[Prompt]: Below is a listing to transcribe in full and exactly; keep the pictures out.

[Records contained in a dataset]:
[Begin]

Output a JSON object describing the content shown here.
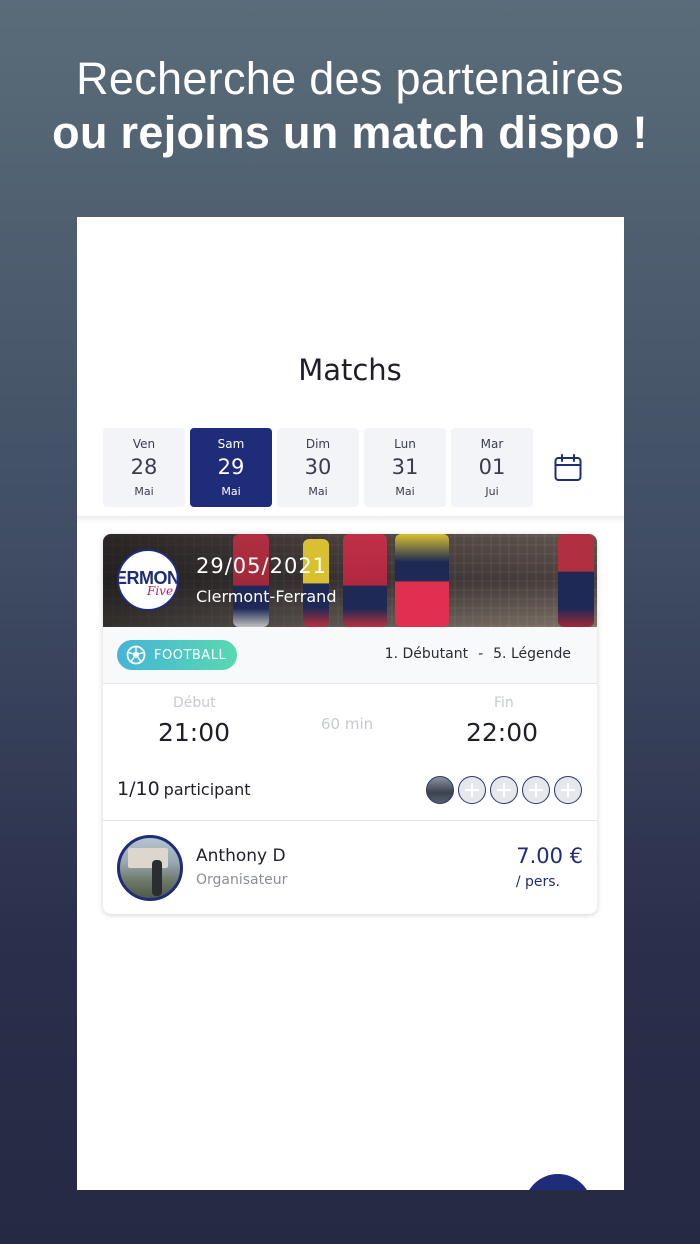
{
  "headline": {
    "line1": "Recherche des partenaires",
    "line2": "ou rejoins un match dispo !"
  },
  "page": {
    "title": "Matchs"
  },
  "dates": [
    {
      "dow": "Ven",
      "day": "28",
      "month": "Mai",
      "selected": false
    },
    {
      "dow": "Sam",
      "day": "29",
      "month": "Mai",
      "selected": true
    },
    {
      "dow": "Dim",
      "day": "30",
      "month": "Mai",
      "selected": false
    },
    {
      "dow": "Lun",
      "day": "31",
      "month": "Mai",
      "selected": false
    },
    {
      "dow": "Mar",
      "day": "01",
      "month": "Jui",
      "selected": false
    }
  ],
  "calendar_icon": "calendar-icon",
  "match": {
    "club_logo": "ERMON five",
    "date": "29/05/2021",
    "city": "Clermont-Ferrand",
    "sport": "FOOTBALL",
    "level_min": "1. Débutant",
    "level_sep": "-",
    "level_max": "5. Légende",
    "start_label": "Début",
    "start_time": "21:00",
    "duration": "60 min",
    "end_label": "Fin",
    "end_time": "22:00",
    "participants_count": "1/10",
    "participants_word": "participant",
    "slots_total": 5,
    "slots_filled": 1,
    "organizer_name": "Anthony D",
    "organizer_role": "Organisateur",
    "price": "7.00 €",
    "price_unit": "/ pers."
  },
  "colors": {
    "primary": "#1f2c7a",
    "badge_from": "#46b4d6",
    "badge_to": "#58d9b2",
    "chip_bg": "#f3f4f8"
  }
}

[End]

[The reply]:
Output a JSON object describing the content shown here.
{
  "headline": {
    "line1": "Recherche des partenaires",
    "line2": "ou rejoins un match dispo !"
  },
  "page": {
    "title": "Matchs"
  },
  "dates": [
    {
      "dow": "Ven",
      "day": "28",
      "month": "Mai",
      "selected": false
    },
    {
      "dow": "Sam",
      "day": "29",
      "month": "Mai",
      "selected": true
    },
    {
      "dow": "Dim",
      "day": "30",
      "month": "Mai",
      "selected": false
    },
    {
      "dow": "Lun",
      "day": "31",
      "month": "Mai",
      "selected": false
    },
    {
      "dow": "Mar",
      "day": "01",
      "month": "Jui",
      "selected": false
    }
  ],
  "calendar_icon": "calendar-icon",
  "match": {
    "club_logo": "ERMON five",
    "date": "29/05/2021",
    "city": "Clermont-Ferrand",
    "sport": "FOOTBALL",
    "level_min": "1. Débutant",
    "level_sep": "-",
    "level_max": "5. Légende",
    "start_label": "Début",
    "start_time": "21:00",
    "duration": "60 min",
    "end_label": "Fin",
    "end_time": "22:00",
    "participants_count": "1/10",
    "participants_word": "participant",
    "slots_total": 5,
    "slots_filled": 1,
    "organizer_name": "Anthony D",
    "organizer_role": "Organisateur",
    "price": "7.00 €",
    "price_unit": "/ pers."
  },
  "colors": {
    "primary": "#1f2c7a",
    "badge_from": "#46b4d6",
    "badge_to": "#58d9b2",
    "chip_bg": "#f3f4f8"
  }
}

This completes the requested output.